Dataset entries

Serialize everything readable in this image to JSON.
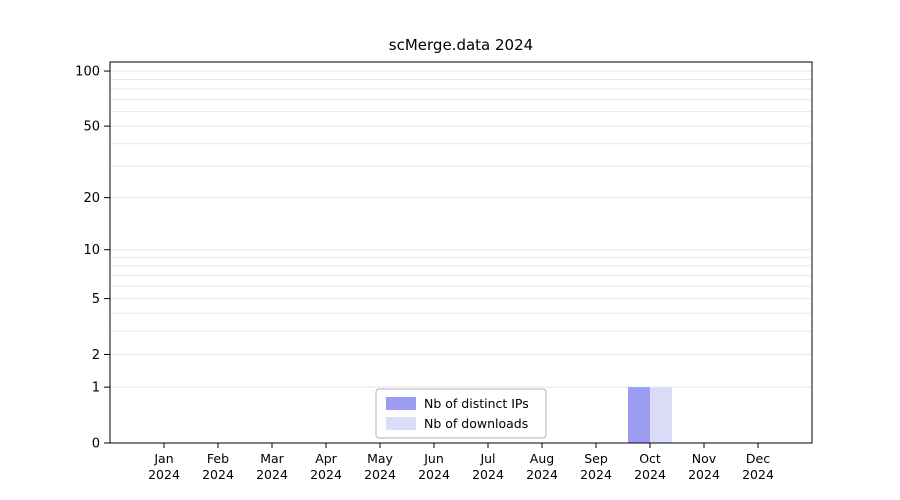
{
  "chart_data": {
    "type": "bar",
    "title": "scMerge.data 2024",
    "categories": [
      "Jan",
      "Feb",
      "Mar",
      "Apr",
      "May",
      "Jun",
      "Jul",
      "Aug",
      "Sep",
      "Oct",
      "Nov",
      "Dec"
    ],
    "year": "2024",
    "series": [
      {
        "name": "Nb of distinct IPs",
        "color": "#9c9cf0",
        "values": [
          0,
          0,
          0,
          0,
          0,
          0,
          0,
          0,
          0,
          1,
          0,
          0
        ]
      },
      {
        "name": "Nb of downloads",
        "color": "#dcdcf8",
        "values": [
          0,
          0,
          0,
          0,
          0,
          0,
          0,
          0,
          0,
          1,
          0,
          0
        ]
      }
    ],
    "y_ticks": [
      0,
      1,
      2,
      5,
      10,
      20,
      50,
      100
    ],
    "y_gridlines": [
      1,
      2,
      3,
      4,
      5,
      6,
      7,
      8,
      9,
      10,
      20,
      30,
      40,
      50,
      60,
      70,
      80,
      90,
      100
    ],
    "y_scale": "log1p",
    "ylim": [
      0,
      112
    ],
    "grid": true,
    "legend_position": "bottom-center",
    "colors": {
      "grid": "#e8e8e8",
      "axis": "#000000",
      "background": "#ffffff",
      "legend_border": "#b3b3b3",
      "legend_fill": "#ffffff"
    }
  }
}
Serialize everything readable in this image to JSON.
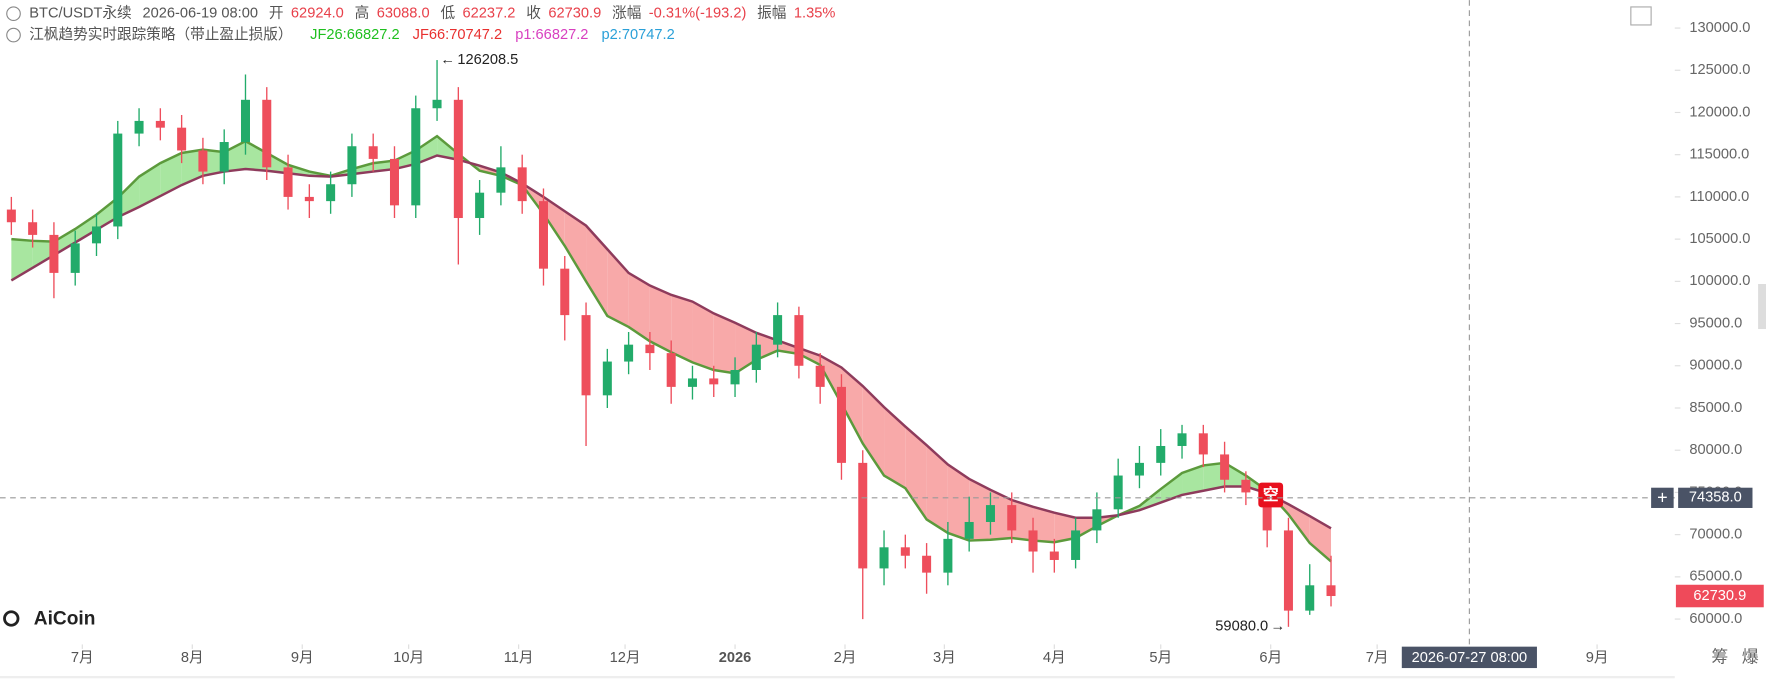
{
  "header": {
    "symbol": "BTC/USDT永续",
    "time": "2026-06-19 08:00",
    "open_label": "开",
    "open": "62924.0",
    "high_label": "高",
    "high": "63088.0",
    "low_label": "低",
    "low": "62237.2",
    "close_label": "收",
    "close": "62730.9",
    "change_label": "涨幅",
    "change": "-0.31%(-193.2)",
    "amplitude_label": "振幅",
    "amplitude": "1.35%",
    "strategy": "江枫趋势实时跟踪策略（带止盈止损版）",
    "jf26": "JF26:66827.2",
    "jf66": "JF66:70747.2",
    "p1": "p1:66827.2",
    "p2": "p2:70747.2"
  },
  "logo": "AiCoin",
  "footer_icons": [
    "筹",
    "爆"
  ],
  "chart_data": {
    "type": "candlestick",
    "xlim": [
      -23.2,
      448.9
    ],
    "xticks": [
      {
        "value": 0,
        "label": "7月"
      },
      {
        "value": 31,
        "label": "8月"
      },
      {
        "value": 62,
        "label": "9月"
      },
      {
        "value": 92,
        "label": "10月"
      },
      {
        "value": 123,
        "label": "11月"
      },
      {
        "value": 153,
        "label": "12月"
      },
      {
        "value": 184,
        "label": "2026"
      },
      {
        "value": 215,
        "label": "2月"
      },
      {
        "value": 243,
        "label": "3月"
      },
      {
        "value": 274,
        "label": "4月"
      },
      {
        "value": 304,
        "label": "5月"
      },
      {
        "value": 335,
        "label": "6月"
      },
      {
        "value": 365,
        "label": "7月"
      },
      {
        "value": 427,
        "label": "9月"
      }
    ],
    "ylim": [
      57000,
      133300
    ],
    "yticks": [
      {
        "value": 60000,
        "label": "60000.0"
      },
      {
        "value": 65000,
        "label": "65000.0"
      },
      {
        "value": 70000,
        "label": "70000.0"
      },
      {
        "value": 75000,
        "label": "75000.0"
      },
      {
        "value": 80000,
        "label": "80000.0"
      },
      {
        "value": 85000,
        "label": "85000.0"
      },
      {
        "value": 90000,
        "label": "90000.0"
      },
      {
        "value": 95000,
        "label": "95000.0"
      },
      {
        "value": 100000,
        "label": "100000.0"
      },
      {
        "value": 105000,
        "label": "105000.0"
      },
      {
        "value": 110000,
        "label": "110000.0"
      },
      {
        "value": 115000,
        "label": "115000.0"
      },
      {
        "value": 120000,
        "label": "120000.0"
      },
      {
        "value": 125000,
        "label": "125000.0"
      },
      {
        "value": 130000,
        "label": "130000.0"
      }
    ],
    "grid": false,
    "up_color": "#22ab6a",
    "down_color": "#ee4e5c",
    "candles": {
      "x": [
        -20,
        -14,
        -8,
        -2,
        4,
        10,
        16,
        22,
        28,
        34,
        40,
        46,
        52,
        58,
        64,
        70,
        76,
        82,
        88,
        94,
        100,
        106,
        112,
        118,
        124,
        130,
        136,
        142,
        148,
        154,
        160,
        166,
        172,
        178,
        184,
        190,
        196,
        202,
        208,
        214,
        220,
        226,
        232,
        238,
        244,
        250,
        256,
        262,
        268,
        274,
        280,
        286,
        292,
        298,
        304,
        310,
        316,
        322,
        328,
        334,
        340,
        346,
        352
      ],
      "open": [
        108500,
        107000,
        105500,
        101000,
        104500,
        106500,
        117500,
        119000,
        118200,
        115500,
        113000,
        116500,
        121500,
        113500,
        110000,
        109500,
        111500,
        116000,
        114500,
        109000,
        120500,
        121500,
        107500,
        110500,
        113500,
        109500,
        101500,
        96000,
        86500,
        90500,
        92500,
        91500,
        87500,
        88500,
        87800,
        89500,
        92500,
        96000,
        90000,
        87500,
        78500,
        66000,
        68500,
        67500,
        65500,
        69500,
        71500,
        73500,
        70500,
        68000,
        67000,
        70500,
        73000,
        77000,
        78500,
        80500,
        82000,
        79500,
        76500,
        75000,
        70500,
        61000,
        64000
      ],
      "high": [
        110000,
        108500,
        107000,
        106000,
        108000,
        119000,
        120500,
        120500,
        119700,
        117000,
        118000,
        124500,
        123000,
        115000,
        111500,
        113000,
        117500,
        117500,
        116000,
        122000,
        126208.5,
        123000,
        112000,
        116000,
        115000,
        111000,
        103000,
        97500,
        92000,
        94000,
        94000,
        93000,
        90000,
        90000,
        91000,
        94000,
        97500,
        97000,
        91500,
        89000,
        80000,
        70500,
        70000,
        69000,
        71500,
        74500,
        75000,
        75000,
        72000,
        69500,
        72000,
        75000,
        79000,
        80500,
        82500,
        83000,
        83000,
        81000,
        77500,
        76000,
        72000,
        66500,
        67500
      ],
      "low": [
        105500,
        104000,
        98000,
        99500,
        103000,
        105000,
        116000,
        116700,
        114000,
        111500,
        111500,
        115000,
        112000,
        108500,
        107500,
        108000,
        110000,
        113000,
        107500,
        107500,
        119000,
        102000,
        105500,
        109000,
        108000,
        99500,
        93000,
        80500,
        85000,
        89000,
        89500,
        85500,
        86000,
        86300,
        86300,
        88000,
        91000,
        88500,
        85500,
        76500,
        60000,
        64000,
        66000,
        63000,
        64000,
        68000,
        70000,
        69000,
        65500,
        65500,
        66000,
        69000,
        72000,
        75500,
        77000,
        79000,
        78000,
        75000,
        73500,
        68500,
        59080,
        60500,
        61500
      ],
      "close": [
        107000,
        105500,
        101000,
        104500,
        106500,
        117500,
        119000,
        118200,
        115500,
        113000,
        116500,
        121500,
        113500,
        110000,
        109500,
        111500,
        116000,
        114500,
        109000,
        120500,
        121500,
        107500,
        110500,
        113500,
        109500,
        101500,
        96000,
        86500,
        90500,
        92500,
        91500,
        87500,
        88500,
        87800,
        89500,
        92500,
        96000,
        90000,
        87500,
        78500,
        66000,
        68500,
        67500,
        65500,
        69500,
        71500,
        73500,
        70500,
        68000,
        67000,
        70500,
        73000,
        77000,
        78500,
        80500,
        82000,
        79500,
        76500,
        75000,
        70500,
        61000,
        64000,
        62730.9
      ]
    },
    "series": [
      {
        "color": "#5c9a3c",
        "values": [
          105000,
          104800,
          104700,
          106200,
          107900,
          109900,
          112400,
          114000,
          115200,
          115600,
          115300,
          116600,
          115200,
          113800,
          113000,
          112500,
          113300,
          114000,
          114300,
          115500,
          117200,
          115100,
          113100,
          112500,
          111400,
          108000,
          104200,
          100000,
          95900,
          94600,
          92900,
          91600,
          90400,
          89500,
          89100,
          90700,
          91800,
          91400,
          90100,
          85500,
          80800,
          77000,
          75500,
          71800,
          70200,
          69300,
          69400,
          69600,
          69300,
          69100,
          69600,
          71000,
          72300,
          73400,
          75400,
          77300,
          78200,
          78500,
          77000,
          75200,
          72400,
          69000,
          66827.2
        ]
      },
      {
        "color": "#8e3b5c",
        "values": [
          100100,
          101600,
          103100,
          104600,
          106100,
          107600,
          108800,
          110100,
          111400,
          112500,
          113000,
          113300,
          113100,
          112800,
          112500,
          112400,
          112700,
          113000,
          113300,
          113900,
          114900,
          114400,
          113700,
          112900,
          111600,
          110000,
          108300,
          106600,
          103800,
          101000,
          99500,
          98400,
          97600,
          96200,
          95100,
          93900,
          93000,
          92100,
          91200,
          89800,
          87600,
          85100,
          82800,
          80600,
          78300,
          76600,
          75300,
          74100,
          73300,
          72600,
          72000,
          72000,
          72300,
          72900,
          73800,
          74700,
          75200,
          75700,
          75700,
          74900,
          73600,
          72200,
          70747.2
        ]
      }
    ],
    "fill_colors": {
      "above": "#a8e6a0",
      "below": "#f8a9a9"
    },
    "annotations": [
      {
        "label": "126208.5",
        "value": 126208.5,
        "x": 100
      },
      {
        "label": "59080.0",
        "value": 59080,
        "x": 340
      }
    ],
    "signal": {
      "label": "空",
      "x": 335,
      "y": 74700
    },
    "crosshair": {
      "price": {
        "value": 74358,
        "label": "74358.0"
      },
      "time": "2026-07-27 08:00",
      "x": 391
    }
  }
}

- [Required work] State the number of lines in the records that include "name", and write nothing else.

- [Response to the exercise] 2